* **TASK TO COMPLETE**: Return all of the data exactly, with nothing left out but the pictures.

Dataset records:
===============
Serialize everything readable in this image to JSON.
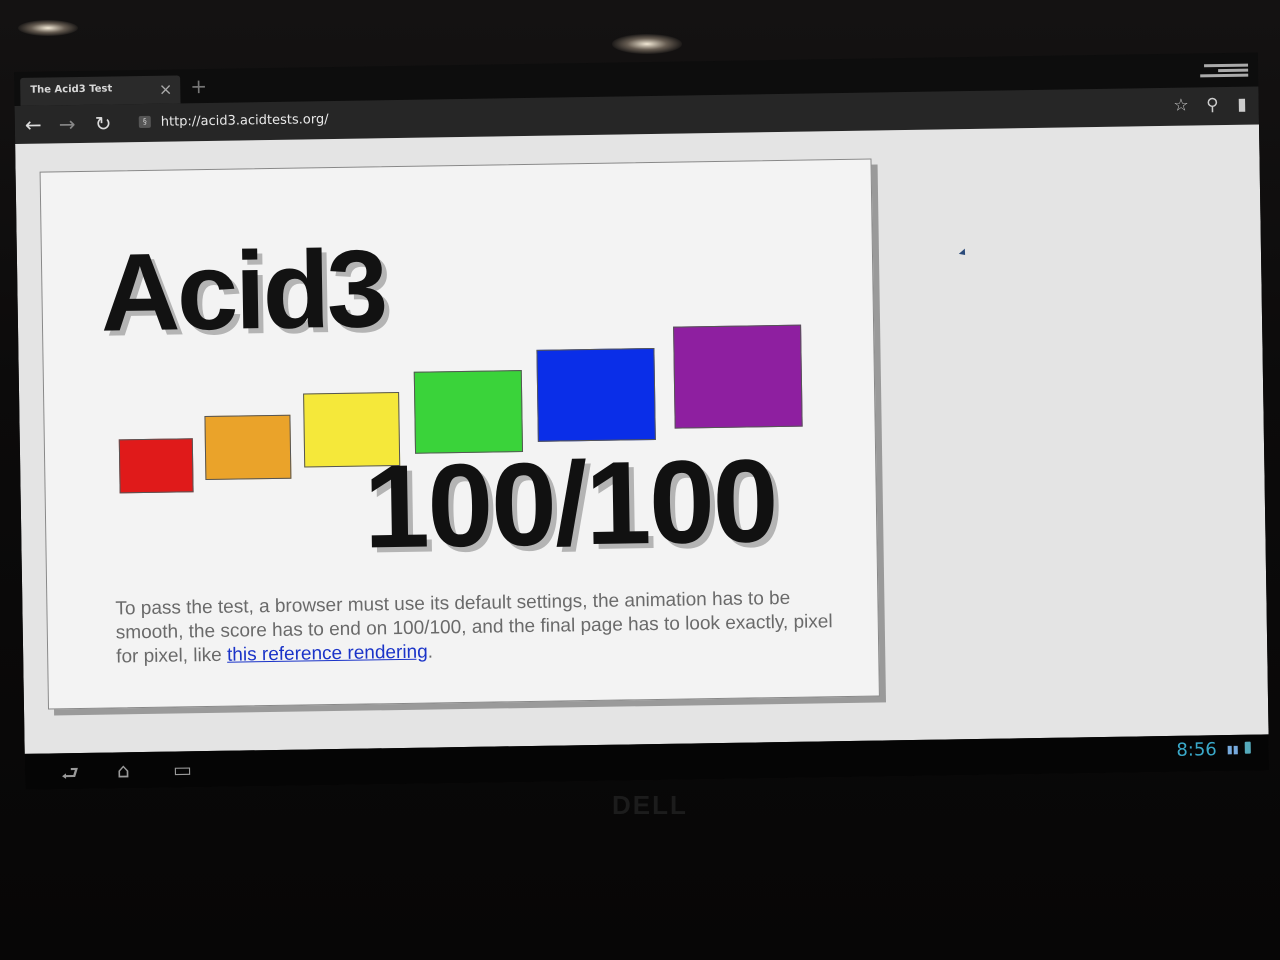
{
  "browser": {
    "tab_title": "The Acid3 Test",
    "tab_close": "×",
    "new_tab": "+",
    "url": "http://acid3.acidtests.org/",
    "favicon_glyph": "§",
    "nav": {
      "back": "←",
      "forward": "→",
      "reload": "↻"
    },
    "toolbar_icons": {
      "star": "☆",
      "search": "⚲",
      "bookmarks": "▮"
    }
  },
  "page": {
    "title": "Acid3",
    "score": "100/100",
    "description_text": "To pass the test, a browser must use its default settings, the animation has to be smooth, the score has to end on 100/100, and the final page has to look exactly, pixel for pixel, like ",
    "link_text": "this reference rendering",
    "description_end": ".",
    "squares": [
      {
        "color": "#e01a1a"
      },
      {
        "color": "#eaa32a"
      },
      {
        "color": "#f5e83a"
      },
      {
        "color": "#3ad33a"
      },
      {
        "color": "#0a2ee8"
      },
      {
        "color": "#8e1fa0"
      }
    ]
  },
  "system_bar": {
    "back": "⮐",
    "home": "⌂",
    "recents": "▭",
    "clock": "8:56",
    "status_icon": "▮▮"
  },
  "monitor": {
    "brand": "DELL"
  }
}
===============
* **RESULT**:
Serialize everything readable in this image to JSON.
{
  "browser": {
    "tab_title": "The Acid3 Test",
    "tab_close": "×",
    "new_tab": "+",
    "url": "http://acid3.acidtests.org/",
    "favicon_glyph": "§",
    "nav": {
      "back": "←",
      "forward": "→",
      "reload": "↻"
    },
    "toolbar_icons": {
      "star": "☆",
      "search": "⚲",
      "bookmarks": "▮"
    }
  },
  "page": {
    "title": "Acid3",
    "score": "100/100",
    "description_text": "To pass the test, a browser must use its default settings, the animation has to be smooth, the score has to end on 100/100, and the final page has to look exactly, pixel for pixel, like ",
    "link_text": "this reference rendering",
    "description_end": ".",
    "squares": [
      {
        "color": "#e01a1a"
      },
      {
        "color": "#eaa32a"
      },
      {
        "color": "#f5e83a"
      },
      {
        "color": "#3ad33a"
      },
      {
        "color": "#0a2ee8"
      },
      {
        "color": "#8e1fa0"
      }
    ]
  },
  "system_bar": {
    "back": "⮐",
    "home": "⌂",
    "recents": "▭",
    "clock": "8:56",
    "status_icon": "▮▮"
  },
  "monitor": {
    "brand": "DELL"
  }
}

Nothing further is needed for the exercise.